Begin

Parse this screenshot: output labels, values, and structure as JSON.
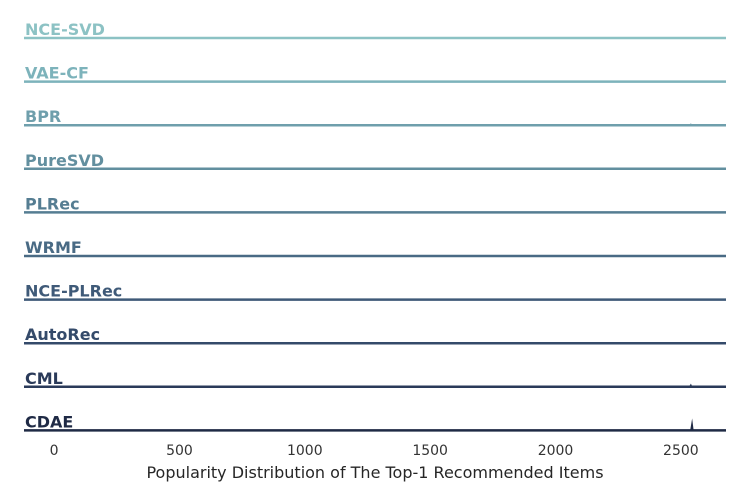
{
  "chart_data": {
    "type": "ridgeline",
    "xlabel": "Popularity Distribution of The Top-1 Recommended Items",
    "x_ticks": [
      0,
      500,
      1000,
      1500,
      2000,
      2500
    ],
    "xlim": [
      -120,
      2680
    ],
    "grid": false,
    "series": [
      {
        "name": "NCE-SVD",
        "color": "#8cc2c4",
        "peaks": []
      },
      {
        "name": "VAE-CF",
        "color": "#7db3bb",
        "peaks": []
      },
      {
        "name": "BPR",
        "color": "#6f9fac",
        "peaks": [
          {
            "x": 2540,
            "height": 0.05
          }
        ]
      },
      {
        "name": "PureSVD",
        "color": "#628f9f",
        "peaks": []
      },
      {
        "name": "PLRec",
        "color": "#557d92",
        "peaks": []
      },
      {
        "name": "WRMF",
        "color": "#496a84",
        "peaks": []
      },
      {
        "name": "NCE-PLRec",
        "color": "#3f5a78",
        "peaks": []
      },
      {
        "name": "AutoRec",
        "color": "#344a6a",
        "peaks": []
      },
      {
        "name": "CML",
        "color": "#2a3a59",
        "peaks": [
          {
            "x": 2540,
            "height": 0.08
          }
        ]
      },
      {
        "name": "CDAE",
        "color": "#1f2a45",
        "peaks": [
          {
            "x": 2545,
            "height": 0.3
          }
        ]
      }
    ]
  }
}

End
Begin

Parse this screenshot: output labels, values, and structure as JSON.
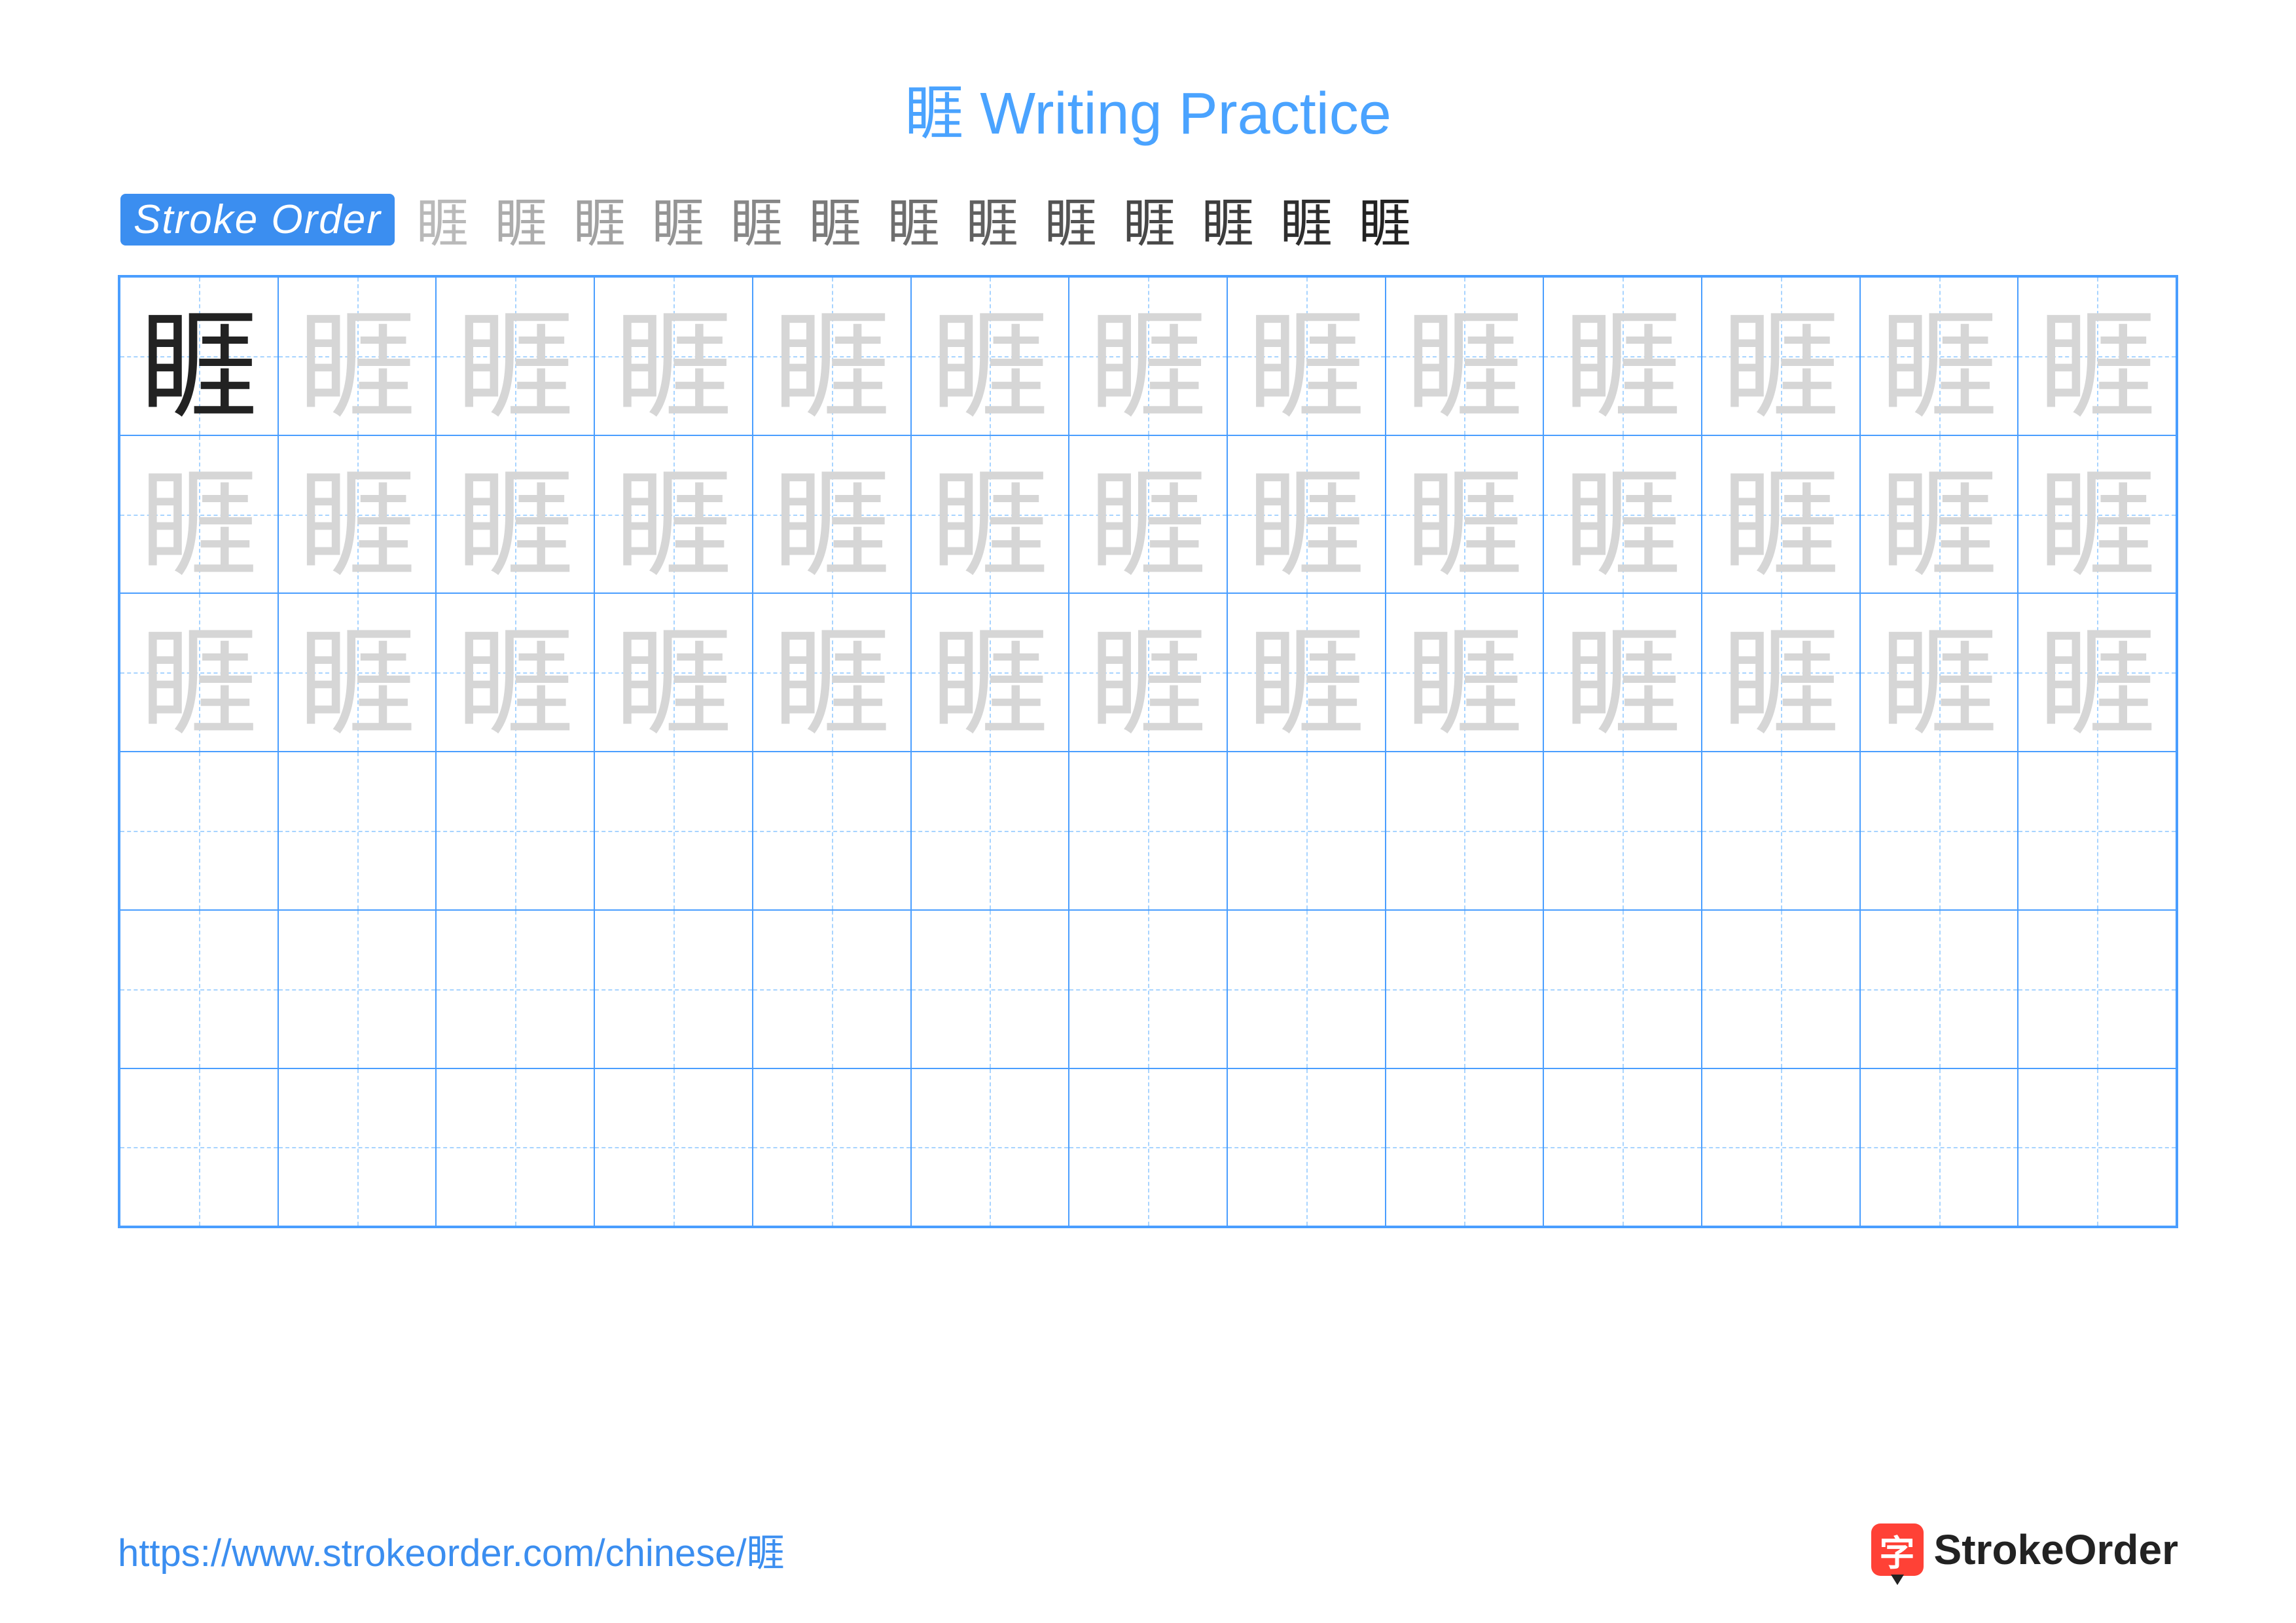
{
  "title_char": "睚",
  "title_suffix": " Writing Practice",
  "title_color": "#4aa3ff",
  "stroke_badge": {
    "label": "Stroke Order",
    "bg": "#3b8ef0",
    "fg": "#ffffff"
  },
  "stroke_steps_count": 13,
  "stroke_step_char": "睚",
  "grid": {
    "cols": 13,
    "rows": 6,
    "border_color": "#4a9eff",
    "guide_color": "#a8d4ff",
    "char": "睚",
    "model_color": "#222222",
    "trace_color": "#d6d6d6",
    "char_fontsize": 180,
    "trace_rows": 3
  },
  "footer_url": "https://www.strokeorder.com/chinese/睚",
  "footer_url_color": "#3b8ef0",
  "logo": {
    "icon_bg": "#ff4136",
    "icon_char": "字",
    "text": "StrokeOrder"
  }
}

End

Directions for this task:
Which lines in the records above contain the string "name"? Copy each one.

Correct response:
        "name": "NCE-SVD",
        "name": "VAE-CF",
        "name": "BPR",
        "name": "PureSVD",
        "name": "PLRec",
        "name": "WRMF",
        "name": "NCE-PLRec",
        "name": "AutoRec",
        "name": "CML",
        "name": "CDAE",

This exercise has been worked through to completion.